Exercise objective:
In the material below, find all lines with the string "Cojín" and copy them.

— Begin Information provided —

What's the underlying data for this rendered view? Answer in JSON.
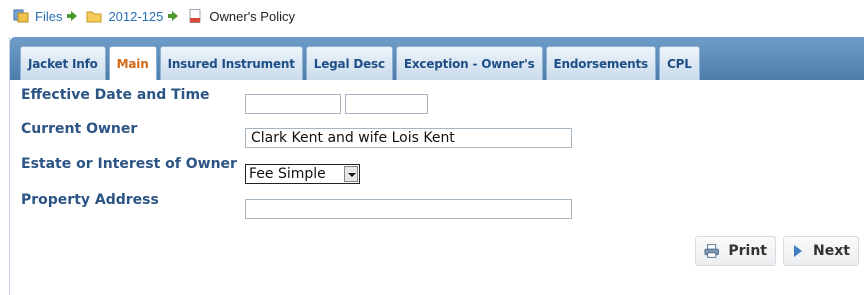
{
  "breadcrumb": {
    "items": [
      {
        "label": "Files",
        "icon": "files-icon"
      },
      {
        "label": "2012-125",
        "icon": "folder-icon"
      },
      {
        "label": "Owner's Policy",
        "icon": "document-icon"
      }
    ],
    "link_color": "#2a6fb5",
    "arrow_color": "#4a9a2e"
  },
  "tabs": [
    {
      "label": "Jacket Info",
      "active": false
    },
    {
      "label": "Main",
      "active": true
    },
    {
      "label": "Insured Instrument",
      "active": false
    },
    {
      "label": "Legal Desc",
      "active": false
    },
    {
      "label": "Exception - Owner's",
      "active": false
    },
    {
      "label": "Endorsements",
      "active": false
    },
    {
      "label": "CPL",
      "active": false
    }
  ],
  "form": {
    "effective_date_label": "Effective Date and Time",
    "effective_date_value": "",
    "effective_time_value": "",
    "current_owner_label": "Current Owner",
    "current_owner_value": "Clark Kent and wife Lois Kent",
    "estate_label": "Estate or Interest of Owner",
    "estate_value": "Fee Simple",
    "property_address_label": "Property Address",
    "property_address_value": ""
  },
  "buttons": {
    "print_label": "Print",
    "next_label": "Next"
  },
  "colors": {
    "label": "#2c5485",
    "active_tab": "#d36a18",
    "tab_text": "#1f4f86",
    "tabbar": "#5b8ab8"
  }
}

— End Information provided —
— Begin Information provided —

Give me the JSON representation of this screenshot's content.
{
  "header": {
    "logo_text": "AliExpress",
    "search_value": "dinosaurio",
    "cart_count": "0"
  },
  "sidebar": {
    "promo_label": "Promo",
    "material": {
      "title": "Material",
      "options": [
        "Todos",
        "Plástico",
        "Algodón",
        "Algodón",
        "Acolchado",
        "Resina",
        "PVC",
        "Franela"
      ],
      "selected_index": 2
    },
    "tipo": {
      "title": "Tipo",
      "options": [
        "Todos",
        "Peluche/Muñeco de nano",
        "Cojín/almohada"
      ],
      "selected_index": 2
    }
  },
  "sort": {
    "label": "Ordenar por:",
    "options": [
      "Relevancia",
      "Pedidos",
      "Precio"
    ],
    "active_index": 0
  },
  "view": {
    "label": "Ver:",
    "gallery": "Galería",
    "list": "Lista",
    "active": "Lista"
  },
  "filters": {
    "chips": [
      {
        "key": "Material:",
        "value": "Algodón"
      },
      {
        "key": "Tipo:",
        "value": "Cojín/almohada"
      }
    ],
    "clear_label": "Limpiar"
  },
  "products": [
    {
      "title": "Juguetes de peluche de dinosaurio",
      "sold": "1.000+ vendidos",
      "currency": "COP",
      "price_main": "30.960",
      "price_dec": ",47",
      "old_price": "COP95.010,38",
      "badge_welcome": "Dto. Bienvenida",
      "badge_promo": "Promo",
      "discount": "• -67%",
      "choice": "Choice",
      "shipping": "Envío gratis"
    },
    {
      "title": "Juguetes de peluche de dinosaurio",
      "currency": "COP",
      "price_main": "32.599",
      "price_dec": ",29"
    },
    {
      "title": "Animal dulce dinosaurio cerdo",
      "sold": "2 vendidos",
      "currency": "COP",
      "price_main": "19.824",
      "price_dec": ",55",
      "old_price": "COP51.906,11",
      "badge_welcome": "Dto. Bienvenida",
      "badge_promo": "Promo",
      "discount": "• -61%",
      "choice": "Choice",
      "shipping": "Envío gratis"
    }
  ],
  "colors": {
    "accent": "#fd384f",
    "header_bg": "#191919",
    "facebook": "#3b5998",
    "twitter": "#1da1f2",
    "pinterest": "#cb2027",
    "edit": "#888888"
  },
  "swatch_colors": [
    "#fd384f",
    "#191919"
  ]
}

— End Information provided —
— Begin Information provided —

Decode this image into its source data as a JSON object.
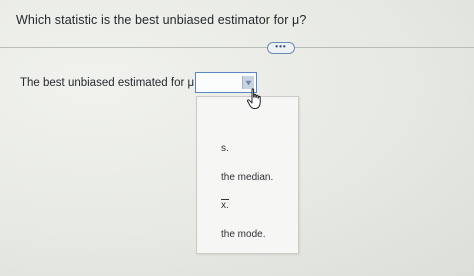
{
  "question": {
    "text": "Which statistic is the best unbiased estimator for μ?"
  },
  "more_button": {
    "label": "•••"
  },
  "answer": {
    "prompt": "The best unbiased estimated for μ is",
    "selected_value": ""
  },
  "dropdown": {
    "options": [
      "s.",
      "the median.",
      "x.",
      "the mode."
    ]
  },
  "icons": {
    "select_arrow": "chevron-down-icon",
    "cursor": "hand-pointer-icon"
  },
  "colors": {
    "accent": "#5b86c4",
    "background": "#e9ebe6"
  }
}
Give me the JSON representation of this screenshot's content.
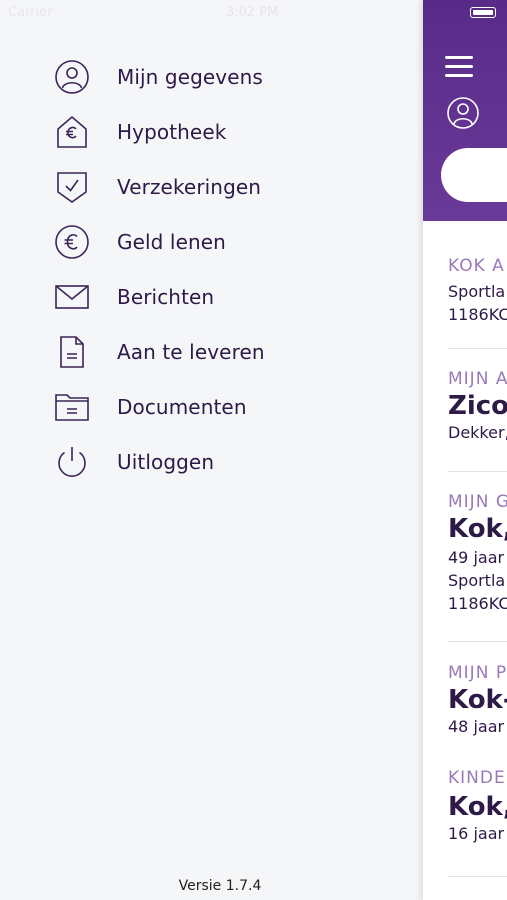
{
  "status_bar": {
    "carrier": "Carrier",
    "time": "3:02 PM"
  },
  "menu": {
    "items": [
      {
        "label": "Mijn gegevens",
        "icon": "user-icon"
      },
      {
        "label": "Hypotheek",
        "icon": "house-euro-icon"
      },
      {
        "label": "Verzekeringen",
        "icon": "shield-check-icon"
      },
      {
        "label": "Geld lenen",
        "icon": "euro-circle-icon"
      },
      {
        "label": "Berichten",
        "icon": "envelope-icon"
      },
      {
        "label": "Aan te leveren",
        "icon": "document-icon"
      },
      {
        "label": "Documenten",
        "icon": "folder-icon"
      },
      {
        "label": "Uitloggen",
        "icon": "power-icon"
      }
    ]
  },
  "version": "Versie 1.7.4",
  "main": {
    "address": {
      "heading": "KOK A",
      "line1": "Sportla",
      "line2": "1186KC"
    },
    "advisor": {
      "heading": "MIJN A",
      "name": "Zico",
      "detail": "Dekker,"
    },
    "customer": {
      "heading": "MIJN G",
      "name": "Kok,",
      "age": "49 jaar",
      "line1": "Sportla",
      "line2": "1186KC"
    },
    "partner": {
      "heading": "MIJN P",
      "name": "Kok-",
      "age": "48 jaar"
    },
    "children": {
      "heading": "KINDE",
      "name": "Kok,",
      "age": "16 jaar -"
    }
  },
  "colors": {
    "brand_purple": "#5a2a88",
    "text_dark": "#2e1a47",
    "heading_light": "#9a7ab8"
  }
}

— End Information provided —

Final answer:
        "Cojín/almohada"
        "value": "Cojín/almohada"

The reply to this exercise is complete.